■ **STATED PROBLEM**
All of the listing below must be repeated word for word. Pictures are the only thing to omit.

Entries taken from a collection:

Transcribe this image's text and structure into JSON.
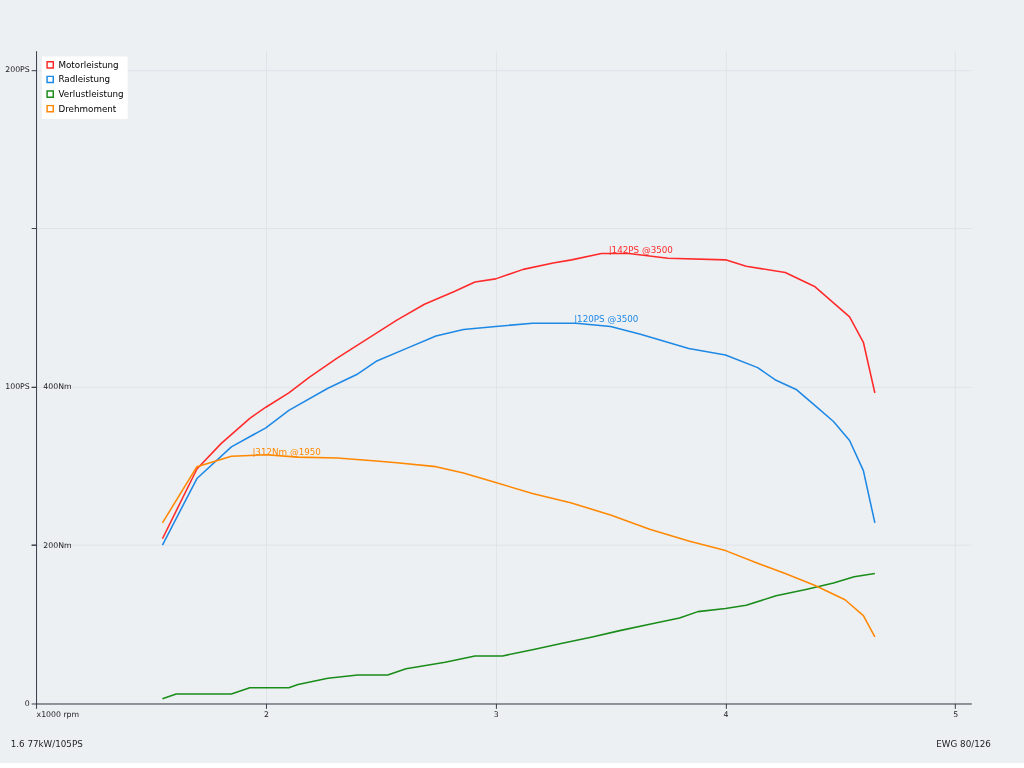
{
  "chart_data": {
    "type": "line",
    "x": [
      1.55,
      1.7,
      1.805,
      1.93,
      2.0,
      2.1,
      2.19,
      2.31,
      2.44,
      2.57,
      2.69,
      2.82,
      2.91,
      3.0,
      3.12,
      3.25,
      3.33,
      3.46,
      3.58,
      3.75,
      4.0,
      4.09,
      4.26,
      4.39,
      4.54,
      4.6,
      4.65
    ],
    "series": [
      {
        "name": "Motorleistung",
        "color": "#ff2a2a",
        "values": [
          52,
          74,
          82,
          90,
          93.5,
          98,
          103,
          109,
          115,
          121,
          126,
          130,
          133,
          134,
          137,
          139,
          140,
          142,
          142,
          140.5,
          140,
          138,
          136,
          131.5,
          122,
          114,
          98
        ]
      },
      {
        "name": "Radleistung",
        "color": "#1e88e5",
        "x": [
          1.55,
          1.7,
          1.85,
          2.0,
          2.1,
          2.27,
          2.4,
          2.48,
          2.61,
          2.74,
          2.86,
          3.0,
          3.16,
          3.35,
          3.5,
          3.63,
          3.84,
          4.0,
          4.14,
          4.22,
          4.31,
          4.39,
          4.47,
          4.54,
          4.6,
          4.65
        ],
        "values": [
          50,
          71,
          81,
          87,
          92.5,
          99.5,
          104,
          108,
          112,
          116,
          118,
          119,
          120,
          120,
          119,
          116.5,
          112,
          110,
          106,
          102,
          99,
          94,
          89,
          83,
          73.5,
          57
        ]
      },
      {
        "name": "Verlustleistung",
        "color": "#1a8c1a",
        "x": [
          1.55,
          1.61,
          1.85,
          1.93,
          2.1,
          2.14,
          2.27,
          2.4,
          2.53,
          2.61,
          2.78,
          2.91,
          3.03,
          3.16,
          3.29,
          3.42,
          3.54,
          3.67,
          3.8,
          3.88,
          4.0,
          4.09,
          4.22,
          4.35,
          4.47,
          4.56,
          4.65
        ],
        "values": [
          1.5,
          3,
          3,
          5,
          5,
          6,
          8,
          9,
          9,
          11,
          13,
          15,
          15,
          17,
          19,
          21,
          23,
          25,
          27,
          29,
          30,
          31,
          34,
          36,
          38,
          40,
          41
        ]
      },
      {
        "name": "Drehmoment",
        "color": "#ff8800",
        "axis": "y2",
        "x": [
          1.55,
          1.7,
          1.85,
          2.0,
          2.14,
          2.31,
          2.48,
          2.57,
          2.74,
          2.86,
          3.0,
          3.16,
          3.33,
          3.5,
          3.67,
          3.84,
          4.0,
          4.14,
          4.26,
          4.39,
          4.52,
          4.6,
          4.65
        ],
        "values": [
          228,
          299,
          312,
          314,
          311,
          310,
          306,
          304,
          299,
          291,
          279,
          265,
          253,
          238,
          220,
          205,
          193,
          177,
          164,
          149,
          131,
          111,
          84
        ]
      }
    ],
    "xlim": [
      1,
      5.07
    ],
    "xticks": [
      {
        "value": 1,
        "label": "x1000 rpm"
      },
      2,
      3,
      4,
      5
    ],
    "ylim": [
      0,
      206
    ],
    "yticks": [
      0,
      {
        "value": 50,
        "label": null
      },
      {
        "value": 100,
        "label": "100PS"
      },
      {
        "value": 150,
        "label": null
      },
      {
        "value": 200,
        "label": "200PS"
      }
    ],
    "y2lim": [
      0,
      824
    ],
    "y2ticks": [
      {
        "value": 200,
        "label": "200Nm"
      },
      {
        "value": 400,
        "label": "400Nm"
      }
    ],
    "grid": true,
    "legend": "top left",
    "annotations": [
      {
        "text": "|142PS @3500",
        "x": 3.5,
        "y": 142
      },
      {
        "text": "|120PS @3500",
        "x": 3.35,
        "y": 120
      },
      {
        "text": "|312Nm @1950",
        "x": 1.95,
        "y": 78
      },
      "1.6 77kW/105PS",
      "EWG 80/126"
    ]
  }
}
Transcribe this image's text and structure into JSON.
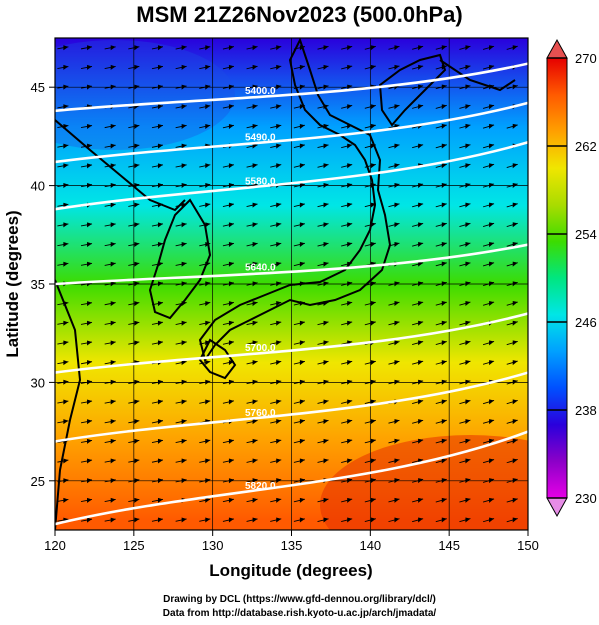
{
  "chart_data": {
    "type": "heatmap",
    "title": "MSM 21Z26Nov2023 (500.0hPa)",
    "xlabel": "Longitude (degrees)",
    "ylabel": "Latitude  (degrees)",
    "xlim": [
      120,
      150
    ],
    "ylim": [
      22.5,
      47.5
    ],
    "xticks": [
      "120",
      "125",
      "130",
      "135",
      "140",
      "145",
      "150"
    ],
    "yticks": [
      "25",
      "30",
      "35",
      "40",
      "45"
    ],
    "colorbar": {
      "min": 230,
      "max": 270,
      "ticks": [
        "230",
        "238",
        "246",
        "254",
        "262",
        "270"
      ],
      "colors": [
        "#e600e6",
        "#8c00c8",
        "#2a00dc",
        "#0050ff",
        "#00a0ff",
        "#00e6e6",
        "#00e680",
        "#3cdc00",
        "#aadc00",
        "#f0e600",
        "#ffa000",
        "#ff5a00",
        "#e60000"
      ]
    },
    "temperature_gradient": [
      {
        "lat": 47.5,
        "value": 236
      },
      {
        "lat": 43,
        "value": 242
      },
      {
        "lat": 39,
        "value": 248
      },
      {
        "lat": 35,
        "value": 254
      },
      {
        "lat": 31,
        "value": 259
      },
      {
        "lat": 27,
        "value": 264
      },
      {
        "lat": 23,
        "value": 268
      }
    ],
    "contours": [
      {
        "label": "5400.0",
        "lat_west": 43.8,
        "lat_east": 46.2
      },
      {
        "label": "5490.0",
        "lat_west": 41.2,
        "lat_east": 44.2
      },
      {
        "label": "5580.0",
        "lat_west": 38.8,
        "lat_east": 42.2
      },
      {
        "label": "5640.0",
        "lat_west": 35.0,
        "lat_east": 37.0
      },
      {
        "label": "5700.0",
        "lat_west": 30.5,
        "lat_east": 33.5
      },
      {
        "label": "5760.0",
        "lat_west": 27.0,
        "lat_east": 30.5
      },
      {
        "label": "5820.0",
        "lat_west": 22.8,
        "lat_east": 27.5
      }
    ],
    "wind": {
      "direction": "westerly",
      "arrow_spacing_deg": 1.0
    }
  },
  "credits": {
    "line1": "Drawing by DCL (https://www.gfd-dennou.org/library/dcl/)",
    "line2": "Data from http://database.rish.kyoto-u.ac.jp/arch/jmadata/"
  }
}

■ **COMPLETE OUTPUT**
Transcribe this image's text and structure into JSON.
{
  "chart_data": {
    "type": "line",
    "x": [
      1.55,
      1.7,
      1.805,
      1.93,
      2.0,
      2.1,
      2.19,
      2.31,
      2.44,
      2.57,
      2.69,
      2.82,
      2.91,
      3.0,
      3.12,
      3.25,
      3.33,
      3.46,
      3.58,
      3.75,
      4.0,
      4.09,
      4.26,
      4.39,
      4.54,
      4.6,
      4.65
    ],
    "series": [
      {
        "name": "Motorleistung",
        "color": "#ff2a2a",
        "values": [
          52,
          74,
          82,
          90,
          93.5,
          98,
          103,
          109,
          115,
          121,
          126,
          130,
          133,
          134,
          137,
          139,
          140,
          142,
          142,
          140.5,
          140,
          138,
          136,
          131.5,
          122,
          114,
          98
        ]
      },
      {
        "name": "Radleistung",
        "color": "#1e88e5",
        "x": [
          1.55,
          1.7,
          1.85,
          2.0,
          2.1,
          2.27,
          2.4,
          2.48,
          2.61,
          2.74,
          2.86,
          3.0,
          3.16,
          3.35,
          3.5,
          3.63,
          3.84,
          4.0,
          4.14,
          4.22,
          4.31,
          4.39,
          4.47,
          4.54,
          4.6,
          4.65
        ],
        "values": [
          50,
          71,
          81,
          87,
          92.5,
          99.5,
          104,
          108,
          112,
          116,
          118,
          119,
          120,
          120,
          119,
          116.5,
          112,
          110,
          106,
          102,
          99,
          94,
          89,
          83,
          73.5,
          57
        ]
      },
      {
        "name": "Verlustleistung",
        "color": "#1a8c1a",
        "x": [
          1.55,
          1.61,
          1.85,
          1.93,
          2.1,
          2.14,
          2.27,
          2.4,
          2.53,
          2.61,
          2.78,
          2.91,
          3.03,
          3.16,
          3.29,
          3.42,
          3.54,
          3.67,
          3.8,
          3.88,
          4.0,
          4.09,
          4.22,
          4.35,
          4.47,
          4.56,
          4.65
        ],
        "values": [
          1.5,
          3,
          3,
          5,
          5,
          6,
          8,
          9,
          9,
          11,
          13,
          15,
          15,
          17,
          19,
          21,
          23,
          25,
          27,
          29,
          30,
          31,
          34,
          36,
          38,
          40,
          41
        ]
      },
      {
        "name": "Drehmoment",
        "color": "#ff8800",
        "axis": "y2",
        "x": [
          1.55,
          1.7,
          1.85,
          2.0,
          2.14,
          2.31,
          2.48,
          2.57,
          2.74,
          2.86,
          3.0,
          3.16,
          3.33,
          3.5,
          3.67,
          3.84,
          4.0,
          4.14,
          4.26,
          4.39,
          4.52,
          4.6,
          4.65
        ],
        "values": [
          228,
          299,
          312,
          314,
          311,
          310,
          306,
          304,
          299,
          291,
          279,
          265,
          253,
          238,
          220,
          205,
          193,
          177,
          164,
          149,
          131,
          111,
          84
        ]
      }
    ],
    "xlim": [
      1,
      5.07
    ],
    "xticks": [
      {
        "value": 1,
        "label": "x1000 rpm"
      },
      2,
      3,
      4,
      5
    ],
    "ylim": [
      0,
      206
    ],
    "yticks": [
      0,
      {
        "value": 50,
        "label": null
      },
      {
        "value": 100,
        "label": "100PS"
      },
      {
        "value": 150,
        "label": null
      },
      {
        "value": 200,
        "label": "200PS"
      }
    ],
    "y2lim": [
      0,
      824
    ],
    "y2ticks": [
      {
        "value": 200,
        "label": "200Nm"
      },
      {
        "value": 400,
        "label": "400Nm"
      }
    ],
    "grid": true,
    "legend": "top left",
    "annotations": [
      {
        "text": "|142PS @3500",
        "x": 3.5,
        "y": 142
      },
      {
        "text": "|120PS @3500",
        "x": 3.35,
        "y": 120
      },
      {
        "text": "|312Nm @1950",
        "x": 1.95,
        "y": 78
      },
      "1.6 77kW/105PS",
      "EWG 80/126"
    ]
  }
}
Transcribe this image's text and structure into JSON.
{
  "chart_data": {
    "type": "heatmap",
    "title": "MSM 21Z26Nov2023 (500.0hPa)",
    "xlabel": "Longitude (degrees)",
    "ylabel": "Latitude  (degrees)",
    "xlim": [
      120,
      150
    ],
    "ylim": [
      22.5,
      47.5
    ],
    "xticks": [
      "120",
      "125",
      "130",
      "135",
      "140",
      "145",
      "150"
    ],
    "yticks": [
      "25",
      "30",
      "35",
      "40",
      "45"
    ],
    "colorbar": {
      "min": 230,
      "max": 270,
      "ticks": [
        "230",
        "238",
        "246",
        "254",
        "262",
        "270"
      ],
      "colors": [
        "#e600e6",
        "#8c00c8",
        "#2a00dc",
        "#0050ff",
        "#00a0ff",
        "#00e6e6",
        "#00e680",
        "#3cdc00",
        "#aadc00",
        "#f0e600",
        "#ffa000",
        "#ff5a00",
        "#e60000"
      ]
    },
    "temperature_gradient": [
      {
        "lat": 47.5,
        "value": 236
      },
      {
        "lat": 43,
        "value": 242
      },
      {
        "lat": 39,
        "value": 248
      },
      {
        "lat": 35,
        "value": 254
      },
      {
        "lat": 31,
        "value": 259
      },
      {
        "lat": 27,
        "value": 264
      },
      {
        "lat": 23,
        "value": 268
      }
    ],
    "contours": [
      {
        "label": "5400.0",
        "lat_west": 43.8,
        "lat_east": 46.2
      },
      {
        "label": "5490.0",
        "lat_west": 41.2,
        "lat_east": 44.2
      },
      {
        "label": "5580.0",
        "lat_west": 38.8,
        "lat_east": 42.2
      },
      {
        "label": "5640.0",
        "lat_west": 35.0,
        "lat_east": 37.0
      },
      {
        "label": "5700.0",
        "lat_west": 30.5,
        "lat_east": 33.5
      },
      {
        "label": "5760.0",
        "lat_west": 27.0,
        "lat_east": 30.5
      },
      {
        "label": "5820.0",
        "lat_west": 22.8,
        "lat_east": 27.5
      }
    ],
    "wind": {
      "direction": "westerly",
      "arrow_spacing_deg": 1.0
    }
  },
  "credits": {
    "line1": "Drawing by DCL (https://www.gfd-dennou.org/library/dcl/)",
    "line2": "Data from http://database.rish.kyoto-u.ac.jp/arch/jmadata/"
  }
}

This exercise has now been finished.